Identify the lines containing the word "with". Copy each one.

_ _ _

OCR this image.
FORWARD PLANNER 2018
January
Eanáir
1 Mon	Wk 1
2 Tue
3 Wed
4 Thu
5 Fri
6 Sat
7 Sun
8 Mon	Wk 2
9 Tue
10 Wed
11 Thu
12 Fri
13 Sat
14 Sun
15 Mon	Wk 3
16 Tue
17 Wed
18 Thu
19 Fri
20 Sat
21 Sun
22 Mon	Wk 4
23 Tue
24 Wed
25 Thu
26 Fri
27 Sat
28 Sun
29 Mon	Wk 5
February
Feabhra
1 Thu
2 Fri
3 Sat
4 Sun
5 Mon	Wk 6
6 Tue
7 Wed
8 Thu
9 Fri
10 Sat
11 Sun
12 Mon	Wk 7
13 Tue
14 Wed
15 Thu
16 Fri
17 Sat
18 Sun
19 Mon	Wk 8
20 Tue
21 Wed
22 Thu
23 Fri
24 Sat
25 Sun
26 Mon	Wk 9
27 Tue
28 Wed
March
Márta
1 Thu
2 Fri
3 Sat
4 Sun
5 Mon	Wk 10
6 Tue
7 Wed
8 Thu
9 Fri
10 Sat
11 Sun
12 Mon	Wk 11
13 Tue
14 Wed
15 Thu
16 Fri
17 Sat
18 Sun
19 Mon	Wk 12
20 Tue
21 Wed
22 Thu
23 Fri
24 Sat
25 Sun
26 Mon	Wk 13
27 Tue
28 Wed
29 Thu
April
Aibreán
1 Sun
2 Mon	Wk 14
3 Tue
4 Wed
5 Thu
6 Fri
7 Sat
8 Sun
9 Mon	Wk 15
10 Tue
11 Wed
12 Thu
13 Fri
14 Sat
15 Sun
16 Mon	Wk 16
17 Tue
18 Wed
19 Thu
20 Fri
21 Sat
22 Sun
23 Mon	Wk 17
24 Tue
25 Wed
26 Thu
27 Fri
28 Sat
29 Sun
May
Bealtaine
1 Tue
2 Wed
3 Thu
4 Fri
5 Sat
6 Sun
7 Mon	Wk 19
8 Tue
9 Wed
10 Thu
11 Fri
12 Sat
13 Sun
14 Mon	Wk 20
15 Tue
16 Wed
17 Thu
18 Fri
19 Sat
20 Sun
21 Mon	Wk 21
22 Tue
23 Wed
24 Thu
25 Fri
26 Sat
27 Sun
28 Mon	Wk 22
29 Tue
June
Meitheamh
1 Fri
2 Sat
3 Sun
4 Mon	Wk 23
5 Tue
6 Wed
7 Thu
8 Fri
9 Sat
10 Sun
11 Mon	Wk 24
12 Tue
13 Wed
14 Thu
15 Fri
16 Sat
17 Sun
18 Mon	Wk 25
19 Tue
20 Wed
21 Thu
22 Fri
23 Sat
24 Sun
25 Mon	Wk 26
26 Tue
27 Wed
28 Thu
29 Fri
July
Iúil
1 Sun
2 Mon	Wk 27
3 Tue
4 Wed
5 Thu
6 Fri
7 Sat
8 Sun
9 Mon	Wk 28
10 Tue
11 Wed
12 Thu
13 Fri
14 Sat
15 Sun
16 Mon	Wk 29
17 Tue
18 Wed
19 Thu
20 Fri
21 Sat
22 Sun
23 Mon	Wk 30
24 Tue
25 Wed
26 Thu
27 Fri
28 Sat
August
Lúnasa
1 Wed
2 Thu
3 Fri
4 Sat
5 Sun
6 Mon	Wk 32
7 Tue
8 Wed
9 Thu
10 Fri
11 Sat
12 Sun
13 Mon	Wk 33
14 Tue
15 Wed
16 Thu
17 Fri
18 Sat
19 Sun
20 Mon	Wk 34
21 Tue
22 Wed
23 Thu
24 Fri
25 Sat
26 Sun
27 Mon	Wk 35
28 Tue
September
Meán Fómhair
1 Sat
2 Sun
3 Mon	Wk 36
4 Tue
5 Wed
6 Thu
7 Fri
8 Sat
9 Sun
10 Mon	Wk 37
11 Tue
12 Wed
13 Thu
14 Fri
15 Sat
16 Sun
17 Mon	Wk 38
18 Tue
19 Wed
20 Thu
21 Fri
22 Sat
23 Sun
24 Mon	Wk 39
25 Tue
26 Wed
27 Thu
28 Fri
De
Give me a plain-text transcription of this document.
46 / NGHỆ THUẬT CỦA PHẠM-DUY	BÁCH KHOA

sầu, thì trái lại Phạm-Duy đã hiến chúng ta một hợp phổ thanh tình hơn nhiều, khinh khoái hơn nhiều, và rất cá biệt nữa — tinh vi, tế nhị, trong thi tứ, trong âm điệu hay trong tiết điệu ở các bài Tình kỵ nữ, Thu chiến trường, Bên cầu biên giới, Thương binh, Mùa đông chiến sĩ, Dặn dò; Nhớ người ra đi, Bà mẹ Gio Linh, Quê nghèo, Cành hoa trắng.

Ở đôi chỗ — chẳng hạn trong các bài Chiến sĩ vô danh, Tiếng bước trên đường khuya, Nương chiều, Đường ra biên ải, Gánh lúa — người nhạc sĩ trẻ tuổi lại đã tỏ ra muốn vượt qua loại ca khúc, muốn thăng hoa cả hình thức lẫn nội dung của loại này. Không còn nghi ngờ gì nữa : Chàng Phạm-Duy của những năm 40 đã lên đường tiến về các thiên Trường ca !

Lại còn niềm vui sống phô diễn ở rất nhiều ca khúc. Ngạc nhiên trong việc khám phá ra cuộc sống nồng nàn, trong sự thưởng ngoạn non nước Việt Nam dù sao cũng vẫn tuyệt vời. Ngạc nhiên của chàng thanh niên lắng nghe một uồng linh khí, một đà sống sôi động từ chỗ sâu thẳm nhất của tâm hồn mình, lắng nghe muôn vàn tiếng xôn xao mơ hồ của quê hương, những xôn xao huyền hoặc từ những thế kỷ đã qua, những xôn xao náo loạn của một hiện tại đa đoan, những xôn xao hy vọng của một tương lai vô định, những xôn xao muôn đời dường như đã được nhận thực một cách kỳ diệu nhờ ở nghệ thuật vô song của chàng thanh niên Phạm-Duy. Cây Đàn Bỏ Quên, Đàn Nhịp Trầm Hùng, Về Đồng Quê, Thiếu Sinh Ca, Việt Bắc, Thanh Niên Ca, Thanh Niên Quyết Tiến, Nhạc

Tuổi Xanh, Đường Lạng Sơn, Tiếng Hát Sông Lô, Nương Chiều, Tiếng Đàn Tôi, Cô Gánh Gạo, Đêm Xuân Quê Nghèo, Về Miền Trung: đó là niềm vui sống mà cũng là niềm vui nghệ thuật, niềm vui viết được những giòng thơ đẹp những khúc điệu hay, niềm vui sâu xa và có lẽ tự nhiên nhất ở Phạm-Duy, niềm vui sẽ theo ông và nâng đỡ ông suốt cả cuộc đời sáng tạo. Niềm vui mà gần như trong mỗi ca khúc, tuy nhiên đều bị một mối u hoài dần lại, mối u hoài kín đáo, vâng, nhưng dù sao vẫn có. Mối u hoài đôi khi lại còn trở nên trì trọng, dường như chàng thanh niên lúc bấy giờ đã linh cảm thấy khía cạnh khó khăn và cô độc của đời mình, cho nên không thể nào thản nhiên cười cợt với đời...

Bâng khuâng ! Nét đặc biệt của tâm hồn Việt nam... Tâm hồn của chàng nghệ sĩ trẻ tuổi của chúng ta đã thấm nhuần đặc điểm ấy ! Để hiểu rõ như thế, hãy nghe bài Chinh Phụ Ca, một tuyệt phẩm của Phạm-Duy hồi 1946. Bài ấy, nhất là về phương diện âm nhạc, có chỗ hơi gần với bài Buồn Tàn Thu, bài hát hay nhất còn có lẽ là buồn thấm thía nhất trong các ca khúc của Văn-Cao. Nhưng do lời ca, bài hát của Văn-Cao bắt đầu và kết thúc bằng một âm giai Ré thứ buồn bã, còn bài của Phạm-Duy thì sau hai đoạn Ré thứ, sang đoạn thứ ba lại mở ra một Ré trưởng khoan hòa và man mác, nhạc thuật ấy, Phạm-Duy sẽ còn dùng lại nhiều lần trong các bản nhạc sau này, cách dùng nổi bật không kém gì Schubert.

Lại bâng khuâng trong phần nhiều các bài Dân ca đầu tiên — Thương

_ _ _

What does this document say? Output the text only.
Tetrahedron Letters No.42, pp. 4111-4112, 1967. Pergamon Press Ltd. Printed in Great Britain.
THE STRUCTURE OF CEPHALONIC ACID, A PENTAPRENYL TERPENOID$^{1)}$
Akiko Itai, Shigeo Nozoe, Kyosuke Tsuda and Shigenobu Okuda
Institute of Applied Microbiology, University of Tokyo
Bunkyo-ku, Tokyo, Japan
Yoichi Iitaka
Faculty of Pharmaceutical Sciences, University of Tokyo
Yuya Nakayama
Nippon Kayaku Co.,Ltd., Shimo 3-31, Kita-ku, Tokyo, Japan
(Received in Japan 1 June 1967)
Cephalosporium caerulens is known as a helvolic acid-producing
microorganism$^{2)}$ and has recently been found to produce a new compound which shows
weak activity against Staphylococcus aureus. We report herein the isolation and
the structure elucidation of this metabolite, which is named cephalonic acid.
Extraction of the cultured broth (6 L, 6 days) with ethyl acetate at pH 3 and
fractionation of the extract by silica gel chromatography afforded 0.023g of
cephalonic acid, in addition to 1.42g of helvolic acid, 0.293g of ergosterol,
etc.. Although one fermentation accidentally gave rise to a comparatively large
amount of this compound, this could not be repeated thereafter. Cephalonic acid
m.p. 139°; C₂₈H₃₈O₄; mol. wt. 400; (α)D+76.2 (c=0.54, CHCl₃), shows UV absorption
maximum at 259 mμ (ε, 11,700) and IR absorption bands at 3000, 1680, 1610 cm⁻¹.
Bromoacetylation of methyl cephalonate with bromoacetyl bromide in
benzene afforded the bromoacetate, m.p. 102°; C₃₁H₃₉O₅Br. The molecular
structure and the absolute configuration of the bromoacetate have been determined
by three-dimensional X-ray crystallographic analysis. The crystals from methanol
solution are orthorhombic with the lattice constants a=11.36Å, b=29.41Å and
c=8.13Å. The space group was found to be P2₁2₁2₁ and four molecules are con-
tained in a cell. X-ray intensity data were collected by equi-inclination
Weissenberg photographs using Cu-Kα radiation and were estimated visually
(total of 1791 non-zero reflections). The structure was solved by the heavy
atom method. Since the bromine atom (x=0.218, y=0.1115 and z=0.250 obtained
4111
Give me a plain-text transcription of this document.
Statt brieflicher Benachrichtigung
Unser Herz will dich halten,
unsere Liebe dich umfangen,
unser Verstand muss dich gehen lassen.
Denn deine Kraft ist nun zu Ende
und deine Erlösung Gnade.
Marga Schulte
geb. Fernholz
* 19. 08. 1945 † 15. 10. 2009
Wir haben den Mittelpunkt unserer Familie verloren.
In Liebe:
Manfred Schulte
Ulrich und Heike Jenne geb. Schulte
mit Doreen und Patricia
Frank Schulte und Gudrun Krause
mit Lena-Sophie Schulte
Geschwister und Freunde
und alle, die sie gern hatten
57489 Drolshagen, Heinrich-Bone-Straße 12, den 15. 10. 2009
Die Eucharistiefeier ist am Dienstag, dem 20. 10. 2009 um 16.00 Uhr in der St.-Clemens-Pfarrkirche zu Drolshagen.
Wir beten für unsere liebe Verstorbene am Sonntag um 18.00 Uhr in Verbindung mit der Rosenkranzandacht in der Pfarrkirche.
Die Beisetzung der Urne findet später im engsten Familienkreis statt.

_ _ _

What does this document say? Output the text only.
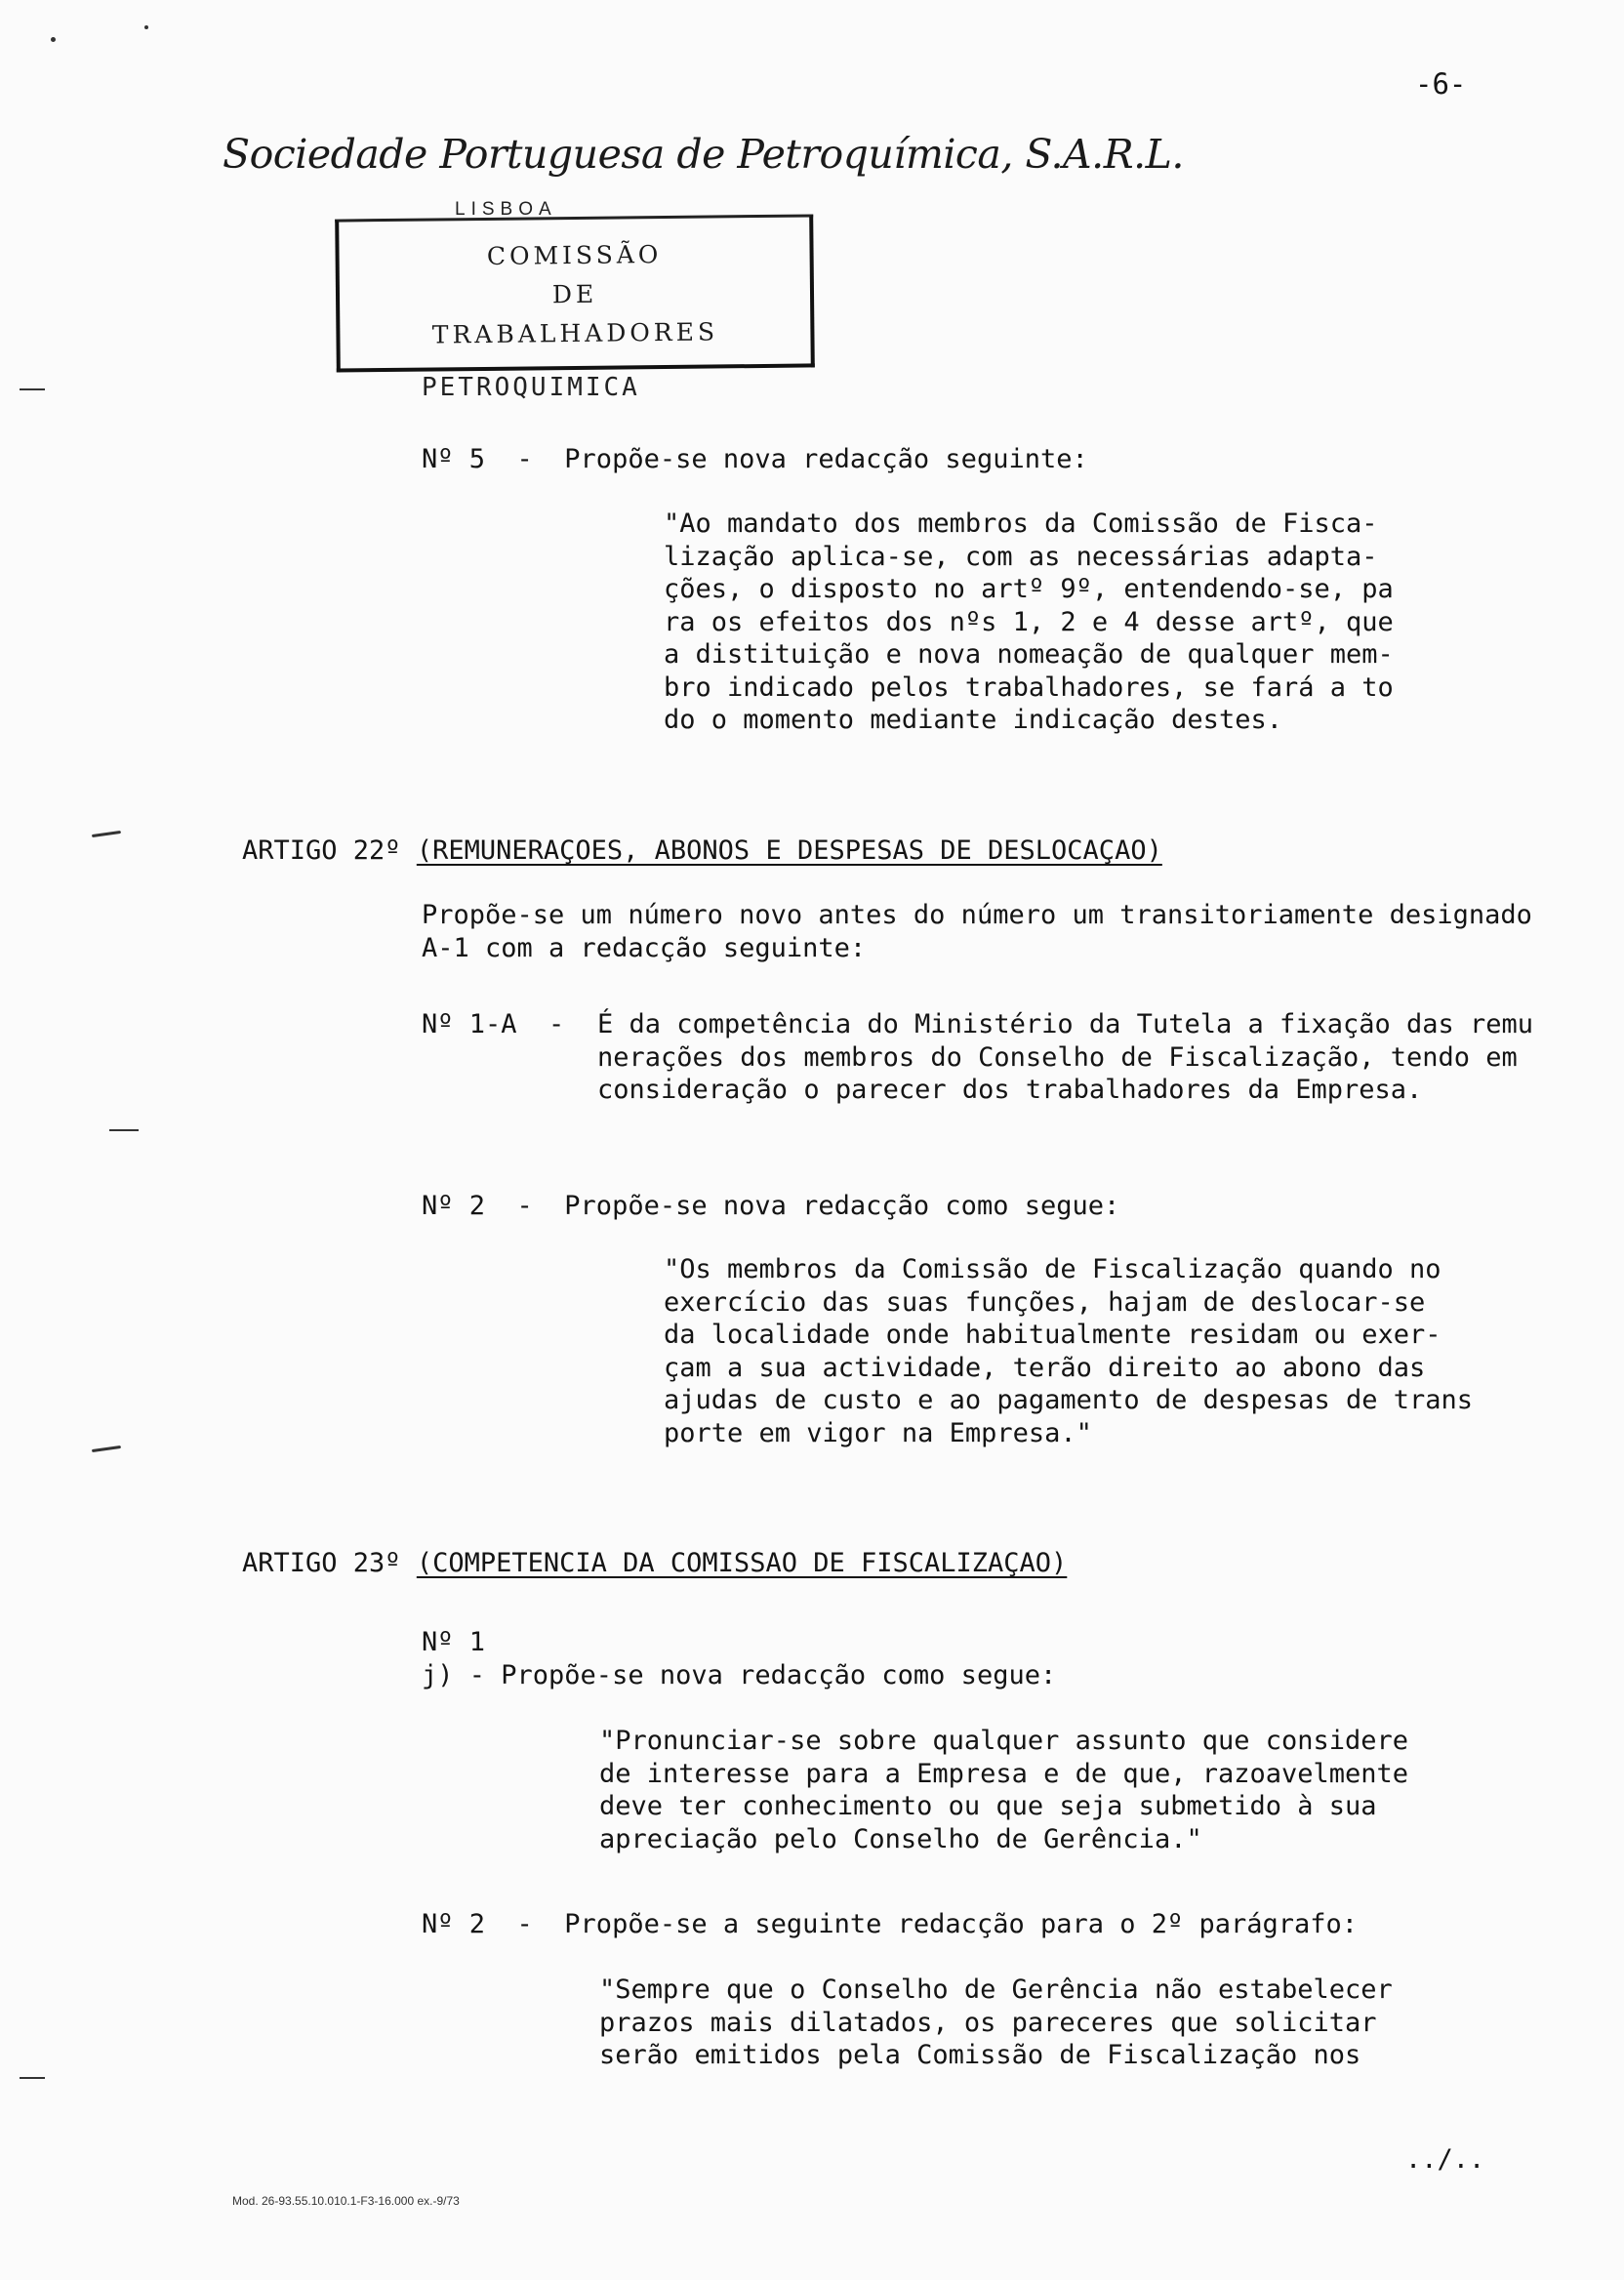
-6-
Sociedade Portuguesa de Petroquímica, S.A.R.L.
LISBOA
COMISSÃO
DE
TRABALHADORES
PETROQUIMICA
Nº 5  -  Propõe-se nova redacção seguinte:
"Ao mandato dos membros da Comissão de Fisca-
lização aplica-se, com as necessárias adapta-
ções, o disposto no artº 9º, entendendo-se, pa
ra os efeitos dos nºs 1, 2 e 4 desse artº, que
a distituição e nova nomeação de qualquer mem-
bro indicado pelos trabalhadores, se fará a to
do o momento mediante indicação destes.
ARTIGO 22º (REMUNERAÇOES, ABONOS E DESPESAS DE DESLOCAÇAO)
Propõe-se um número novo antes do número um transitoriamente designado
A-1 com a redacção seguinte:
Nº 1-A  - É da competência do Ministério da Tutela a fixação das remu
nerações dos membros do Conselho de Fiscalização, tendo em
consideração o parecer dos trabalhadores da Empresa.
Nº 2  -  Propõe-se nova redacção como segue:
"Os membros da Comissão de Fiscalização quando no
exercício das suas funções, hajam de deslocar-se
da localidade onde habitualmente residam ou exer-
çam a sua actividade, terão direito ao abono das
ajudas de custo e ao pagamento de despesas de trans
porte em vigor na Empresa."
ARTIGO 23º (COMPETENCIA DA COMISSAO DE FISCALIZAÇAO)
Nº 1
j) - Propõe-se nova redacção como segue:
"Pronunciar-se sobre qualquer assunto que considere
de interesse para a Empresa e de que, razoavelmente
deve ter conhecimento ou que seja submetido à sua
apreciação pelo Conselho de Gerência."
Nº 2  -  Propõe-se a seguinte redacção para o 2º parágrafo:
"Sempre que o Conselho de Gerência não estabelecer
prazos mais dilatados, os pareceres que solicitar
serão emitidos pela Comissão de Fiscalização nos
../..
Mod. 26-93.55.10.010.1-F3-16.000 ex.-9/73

_ _ _

Exercise response
Extraction of the cultured broth (6 L, 6 days) with ethyl acetate at pH 3 and
Bromoacetylation of methyl cephalonate with bromoacetyl bromide in
solution are orthorhombic with the lattice constants a=11.36Å, b=29.41Å and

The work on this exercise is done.